■ STATED TASK
Word for word, restate every line of the listing that follows.
--- Start MATERIAL FOR THIS EXERCISE ---
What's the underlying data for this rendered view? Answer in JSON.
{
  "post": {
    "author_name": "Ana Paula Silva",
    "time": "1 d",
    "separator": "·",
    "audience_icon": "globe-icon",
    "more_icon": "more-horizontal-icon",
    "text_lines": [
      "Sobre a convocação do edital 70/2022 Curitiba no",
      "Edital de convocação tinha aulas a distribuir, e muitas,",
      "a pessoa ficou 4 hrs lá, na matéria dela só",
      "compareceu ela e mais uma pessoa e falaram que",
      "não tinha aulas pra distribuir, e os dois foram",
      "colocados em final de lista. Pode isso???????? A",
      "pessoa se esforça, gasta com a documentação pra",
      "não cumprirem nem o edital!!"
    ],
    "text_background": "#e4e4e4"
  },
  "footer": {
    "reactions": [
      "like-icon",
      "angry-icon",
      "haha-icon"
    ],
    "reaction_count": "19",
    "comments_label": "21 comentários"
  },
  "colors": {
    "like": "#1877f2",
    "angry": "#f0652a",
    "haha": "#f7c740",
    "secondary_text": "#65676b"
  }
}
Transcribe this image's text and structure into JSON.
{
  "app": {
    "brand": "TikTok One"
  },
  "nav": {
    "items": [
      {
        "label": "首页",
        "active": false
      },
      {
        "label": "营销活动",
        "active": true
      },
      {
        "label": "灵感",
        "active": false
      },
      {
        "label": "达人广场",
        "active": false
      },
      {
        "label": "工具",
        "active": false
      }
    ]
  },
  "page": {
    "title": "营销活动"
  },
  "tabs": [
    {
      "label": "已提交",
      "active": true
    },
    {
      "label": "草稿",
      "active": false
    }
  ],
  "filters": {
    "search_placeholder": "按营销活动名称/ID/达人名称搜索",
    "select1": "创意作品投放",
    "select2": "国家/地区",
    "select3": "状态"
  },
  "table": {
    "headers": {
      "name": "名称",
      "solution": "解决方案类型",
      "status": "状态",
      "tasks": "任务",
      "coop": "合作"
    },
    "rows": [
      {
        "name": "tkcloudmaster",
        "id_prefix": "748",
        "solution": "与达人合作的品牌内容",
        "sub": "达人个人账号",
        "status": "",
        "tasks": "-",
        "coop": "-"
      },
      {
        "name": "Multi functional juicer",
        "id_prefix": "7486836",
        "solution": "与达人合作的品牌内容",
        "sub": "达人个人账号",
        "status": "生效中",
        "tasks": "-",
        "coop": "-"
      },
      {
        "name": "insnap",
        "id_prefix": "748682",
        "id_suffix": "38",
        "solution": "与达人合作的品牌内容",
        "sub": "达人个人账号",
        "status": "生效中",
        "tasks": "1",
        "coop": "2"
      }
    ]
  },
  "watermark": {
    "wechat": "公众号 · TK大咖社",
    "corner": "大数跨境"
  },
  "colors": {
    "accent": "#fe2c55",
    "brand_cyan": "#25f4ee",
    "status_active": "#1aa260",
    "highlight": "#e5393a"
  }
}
--- End MATERIAL FOR THIS EXERCISE ---
■ RESULT OF THE EXERCISE
What's the underlying data for this rendered view? Answer in JSON.
{
  "post": {
    "author_name": "Ana Paula Silva",
    "time": "1 d",
    "separator": "·",
    "audience_icon": "globe-icon",
    "more_icon": "more-horizontal-icon",
    "text_lines": [
      "Sobre a convocação do edital 70/2022 Curitiba no",
      "Edital de convocação tinha aulas a distribuir, e muitas,",
      "a pessoa ficou 4 hrs lá, na matéria dela só",
      "compareceu ela e mais uma pessoa e falaram que",
      "não tinha aulas pra distribuir, e os dois foram",
      "colocados em final de lista. Pode isso???????? A",
      "pessoa se esforça, gasta com a documentação pra",
      "não cumprirem nem o edital!!"
    ],
    "text_background": "#e4e4e4"
  },
  "footer": {
    "reactions": [
      "like-icon",
      "angry-icon",
      "haha-icon"
    ],
    "reaction_count": "19",
    "comments_label": "21 comentários"
  },
  "colors": {
    "like": "#1877f2",
    "angry": "#f0652a",
    "haha": "#f7c740",
    "secondary_text": "#65676b"
  }
}
Transcribe this image's text and structure into JSON.
{
  "app": {
    "brand": "TikTok One"
  },
  "nav": {
    "items": [
      {
        "label": "首页",
        "active": false
      },
      {
        "label": "营销活动",
        "active": true
      },
      {
        "label": "灵感",
        "active": false
      },
      {
        "label": "达人广场",
        "active": false
      },
      {
        "label": "工具",
        "active": false
      }
    ]
  },
  "page": {
    "title": "营销活动"
  },
  "tabs": [
    {
      "label": "已提交",
      "active": true
    },
    {
      "label": "草稿",
      "active": false
    }
  ],
  "filters": {
    "search_placeholder": "按营销活动名称/ID/达人名称搜索",
    "select1": "创意作品投放",
    "select2": "国家/地区",
    "select3": "状态"
  },
  "table": {
    "headers": {
      "name": "名称",
      "solution": "解决方案类型",
      "status": "状态",
      "tasks": "任务",
      "coop": "合作"
    },
    "rows": [
      {
        "name": "tkcloudmaster",
        "id_prefix": "748",
        "solution": "与达人合作的品牌内容",
        "sub": "达人个人账号",
        "status": "",
        "tasks": "-",
        "coop": "-"
      },
      {
        "name": "Multi functional juicer",
        "id_prefix": "7486836",
        "solution": "与达人合作的品牌内容",
        "sub": "达人个人账号",
        "status": "生效中",
        "tasks": "-",
        "coop": "-"
      },
      {
        "name": "insnap",
        "id_prefix": "748682",
        "id_suffix": "38",
        "solution": "与达人合作的品牌内容",
        "sub": "达人个人账号",
        "status": "生效中",
        "tasks": "1",
        "coop": "2"
      }
    ]
  },
  "watermark": {
    "wechat": "公众号 · TK大咖社",
    "corner": "大数跨境"
  },
  "colors": {
    "accent": "#fe2c55",
    "brand_cyan": "#25f4ee",
    "status_active": "#1aa260",
    "highlight": "#e5393a"
  }
}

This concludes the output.